◆ YOUR OBJECTIVE
Copy each line of the entries that contains the word "JSON".

◆ TASK INPUT
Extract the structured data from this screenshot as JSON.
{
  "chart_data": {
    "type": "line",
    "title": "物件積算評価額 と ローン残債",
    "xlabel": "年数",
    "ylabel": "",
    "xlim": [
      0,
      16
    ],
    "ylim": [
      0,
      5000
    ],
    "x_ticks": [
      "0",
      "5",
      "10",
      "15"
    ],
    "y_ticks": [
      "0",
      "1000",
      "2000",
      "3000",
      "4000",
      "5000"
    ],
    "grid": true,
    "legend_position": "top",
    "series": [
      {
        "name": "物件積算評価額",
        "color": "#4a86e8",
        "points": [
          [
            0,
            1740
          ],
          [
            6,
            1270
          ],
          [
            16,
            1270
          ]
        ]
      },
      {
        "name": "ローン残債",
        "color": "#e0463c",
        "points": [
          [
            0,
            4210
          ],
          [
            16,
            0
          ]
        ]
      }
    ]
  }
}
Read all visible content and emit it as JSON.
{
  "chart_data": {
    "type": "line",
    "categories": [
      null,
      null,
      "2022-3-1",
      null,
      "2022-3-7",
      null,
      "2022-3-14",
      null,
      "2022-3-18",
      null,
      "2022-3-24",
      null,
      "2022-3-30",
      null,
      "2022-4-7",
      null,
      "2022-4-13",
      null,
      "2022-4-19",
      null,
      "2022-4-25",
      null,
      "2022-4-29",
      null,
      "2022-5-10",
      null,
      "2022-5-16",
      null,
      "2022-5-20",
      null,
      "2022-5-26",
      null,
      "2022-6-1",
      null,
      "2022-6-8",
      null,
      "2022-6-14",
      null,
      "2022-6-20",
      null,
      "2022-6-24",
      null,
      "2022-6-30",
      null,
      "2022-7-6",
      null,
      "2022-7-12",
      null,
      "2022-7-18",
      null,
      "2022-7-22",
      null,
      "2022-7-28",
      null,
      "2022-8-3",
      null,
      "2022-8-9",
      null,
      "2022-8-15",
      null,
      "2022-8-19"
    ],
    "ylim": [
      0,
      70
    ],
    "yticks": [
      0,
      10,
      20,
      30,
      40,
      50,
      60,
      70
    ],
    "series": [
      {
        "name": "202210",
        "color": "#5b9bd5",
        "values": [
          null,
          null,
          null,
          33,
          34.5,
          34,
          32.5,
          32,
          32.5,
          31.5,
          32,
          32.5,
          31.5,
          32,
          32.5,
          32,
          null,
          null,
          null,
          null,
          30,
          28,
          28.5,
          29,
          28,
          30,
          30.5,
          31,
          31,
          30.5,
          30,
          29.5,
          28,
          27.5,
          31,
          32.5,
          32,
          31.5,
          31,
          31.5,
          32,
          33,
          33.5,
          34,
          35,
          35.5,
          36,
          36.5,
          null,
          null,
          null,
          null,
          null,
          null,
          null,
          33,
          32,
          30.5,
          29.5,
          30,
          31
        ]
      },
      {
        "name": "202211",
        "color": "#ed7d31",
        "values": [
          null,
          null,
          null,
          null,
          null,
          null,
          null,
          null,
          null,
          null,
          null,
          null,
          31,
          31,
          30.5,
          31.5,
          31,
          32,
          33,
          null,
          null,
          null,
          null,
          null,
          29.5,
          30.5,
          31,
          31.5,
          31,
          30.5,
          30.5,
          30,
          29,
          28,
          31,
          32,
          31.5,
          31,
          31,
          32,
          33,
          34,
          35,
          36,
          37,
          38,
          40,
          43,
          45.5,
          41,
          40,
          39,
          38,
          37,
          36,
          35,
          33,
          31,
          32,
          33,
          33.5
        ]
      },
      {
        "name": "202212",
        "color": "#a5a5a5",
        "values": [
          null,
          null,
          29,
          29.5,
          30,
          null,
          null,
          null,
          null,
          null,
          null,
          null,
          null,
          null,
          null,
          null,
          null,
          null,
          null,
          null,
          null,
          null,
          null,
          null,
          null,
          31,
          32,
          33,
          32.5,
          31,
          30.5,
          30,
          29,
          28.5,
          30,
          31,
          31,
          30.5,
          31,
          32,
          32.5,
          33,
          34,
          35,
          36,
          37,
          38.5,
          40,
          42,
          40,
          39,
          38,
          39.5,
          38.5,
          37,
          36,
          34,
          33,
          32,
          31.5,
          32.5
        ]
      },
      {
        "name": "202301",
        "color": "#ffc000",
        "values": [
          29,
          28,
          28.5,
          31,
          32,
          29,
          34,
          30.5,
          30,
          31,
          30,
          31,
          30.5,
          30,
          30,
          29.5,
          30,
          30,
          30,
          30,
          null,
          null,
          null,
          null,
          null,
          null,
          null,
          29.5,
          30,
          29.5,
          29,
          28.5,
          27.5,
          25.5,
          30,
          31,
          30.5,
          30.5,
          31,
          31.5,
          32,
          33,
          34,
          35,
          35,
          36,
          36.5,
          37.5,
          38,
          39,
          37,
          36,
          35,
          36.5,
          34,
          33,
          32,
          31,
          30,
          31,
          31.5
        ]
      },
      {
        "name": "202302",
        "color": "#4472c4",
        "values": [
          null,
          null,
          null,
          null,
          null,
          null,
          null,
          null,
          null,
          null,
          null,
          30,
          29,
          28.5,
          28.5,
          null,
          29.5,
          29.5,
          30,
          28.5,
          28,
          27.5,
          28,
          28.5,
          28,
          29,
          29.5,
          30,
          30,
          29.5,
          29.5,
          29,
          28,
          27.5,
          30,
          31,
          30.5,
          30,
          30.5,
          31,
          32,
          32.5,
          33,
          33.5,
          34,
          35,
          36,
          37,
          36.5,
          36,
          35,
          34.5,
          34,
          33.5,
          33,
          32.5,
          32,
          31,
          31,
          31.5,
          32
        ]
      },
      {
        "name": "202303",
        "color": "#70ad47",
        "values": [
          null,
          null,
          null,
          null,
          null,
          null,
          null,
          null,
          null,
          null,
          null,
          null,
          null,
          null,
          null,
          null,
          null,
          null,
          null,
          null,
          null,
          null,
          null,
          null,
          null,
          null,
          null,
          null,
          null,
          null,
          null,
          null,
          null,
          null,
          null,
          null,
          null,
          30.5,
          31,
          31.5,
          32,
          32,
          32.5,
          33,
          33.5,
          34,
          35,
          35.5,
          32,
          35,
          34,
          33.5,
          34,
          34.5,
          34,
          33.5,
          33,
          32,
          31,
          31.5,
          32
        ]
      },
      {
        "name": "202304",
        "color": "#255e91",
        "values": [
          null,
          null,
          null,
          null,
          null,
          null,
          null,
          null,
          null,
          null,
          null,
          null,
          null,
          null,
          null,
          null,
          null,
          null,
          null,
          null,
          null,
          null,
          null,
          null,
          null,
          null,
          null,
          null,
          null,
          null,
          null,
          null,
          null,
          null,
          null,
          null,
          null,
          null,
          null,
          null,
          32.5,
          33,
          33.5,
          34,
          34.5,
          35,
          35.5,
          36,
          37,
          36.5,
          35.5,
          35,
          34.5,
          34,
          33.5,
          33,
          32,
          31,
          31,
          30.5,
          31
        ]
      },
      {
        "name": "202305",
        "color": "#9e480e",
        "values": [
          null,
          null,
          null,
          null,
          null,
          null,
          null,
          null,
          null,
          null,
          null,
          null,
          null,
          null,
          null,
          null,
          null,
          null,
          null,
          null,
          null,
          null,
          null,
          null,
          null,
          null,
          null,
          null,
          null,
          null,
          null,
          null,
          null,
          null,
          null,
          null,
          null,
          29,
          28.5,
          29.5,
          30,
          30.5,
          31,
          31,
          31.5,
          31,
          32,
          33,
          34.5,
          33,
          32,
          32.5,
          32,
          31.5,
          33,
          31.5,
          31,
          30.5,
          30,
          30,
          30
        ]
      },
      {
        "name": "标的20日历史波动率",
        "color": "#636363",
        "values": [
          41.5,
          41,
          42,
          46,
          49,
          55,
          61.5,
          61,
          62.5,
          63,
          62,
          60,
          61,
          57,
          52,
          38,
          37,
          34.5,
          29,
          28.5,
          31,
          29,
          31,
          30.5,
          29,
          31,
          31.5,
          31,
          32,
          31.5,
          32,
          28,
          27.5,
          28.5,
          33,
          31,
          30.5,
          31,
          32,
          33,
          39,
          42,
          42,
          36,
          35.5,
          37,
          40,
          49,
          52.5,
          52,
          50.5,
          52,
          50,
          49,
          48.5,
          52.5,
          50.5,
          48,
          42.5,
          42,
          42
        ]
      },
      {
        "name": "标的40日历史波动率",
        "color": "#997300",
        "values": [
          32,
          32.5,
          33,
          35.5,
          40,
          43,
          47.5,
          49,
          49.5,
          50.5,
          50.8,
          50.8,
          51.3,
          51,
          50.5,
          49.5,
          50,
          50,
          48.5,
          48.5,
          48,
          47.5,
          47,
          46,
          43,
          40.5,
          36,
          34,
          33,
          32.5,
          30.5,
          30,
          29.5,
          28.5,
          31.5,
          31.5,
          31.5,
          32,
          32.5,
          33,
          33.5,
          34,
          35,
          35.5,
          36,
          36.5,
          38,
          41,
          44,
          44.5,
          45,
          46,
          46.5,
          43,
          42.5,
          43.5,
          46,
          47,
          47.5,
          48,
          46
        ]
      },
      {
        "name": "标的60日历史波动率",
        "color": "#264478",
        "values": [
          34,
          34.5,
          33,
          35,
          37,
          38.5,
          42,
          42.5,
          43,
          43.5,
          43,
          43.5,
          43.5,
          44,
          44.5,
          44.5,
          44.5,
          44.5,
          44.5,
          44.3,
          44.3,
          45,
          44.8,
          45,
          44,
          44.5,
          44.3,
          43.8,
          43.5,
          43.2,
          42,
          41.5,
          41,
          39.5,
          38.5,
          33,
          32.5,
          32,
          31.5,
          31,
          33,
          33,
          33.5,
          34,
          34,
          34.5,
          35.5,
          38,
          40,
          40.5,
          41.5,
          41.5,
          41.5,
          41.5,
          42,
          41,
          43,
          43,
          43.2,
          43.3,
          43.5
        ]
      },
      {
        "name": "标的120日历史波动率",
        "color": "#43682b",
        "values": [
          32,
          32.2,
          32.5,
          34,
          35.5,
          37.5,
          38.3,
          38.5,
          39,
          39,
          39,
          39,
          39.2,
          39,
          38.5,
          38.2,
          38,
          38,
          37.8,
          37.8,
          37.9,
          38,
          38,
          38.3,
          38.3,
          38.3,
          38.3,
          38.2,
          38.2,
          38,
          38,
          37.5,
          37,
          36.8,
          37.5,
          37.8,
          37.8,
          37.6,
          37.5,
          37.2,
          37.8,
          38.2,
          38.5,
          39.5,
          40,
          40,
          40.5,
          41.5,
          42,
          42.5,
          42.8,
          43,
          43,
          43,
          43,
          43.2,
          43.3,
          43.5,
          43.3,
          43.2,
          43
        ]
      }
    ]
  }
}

◆ EXERCISE ANSWER
Extract the structured data from this screenshot as JSON.
Read all visible content and emit it as JSON.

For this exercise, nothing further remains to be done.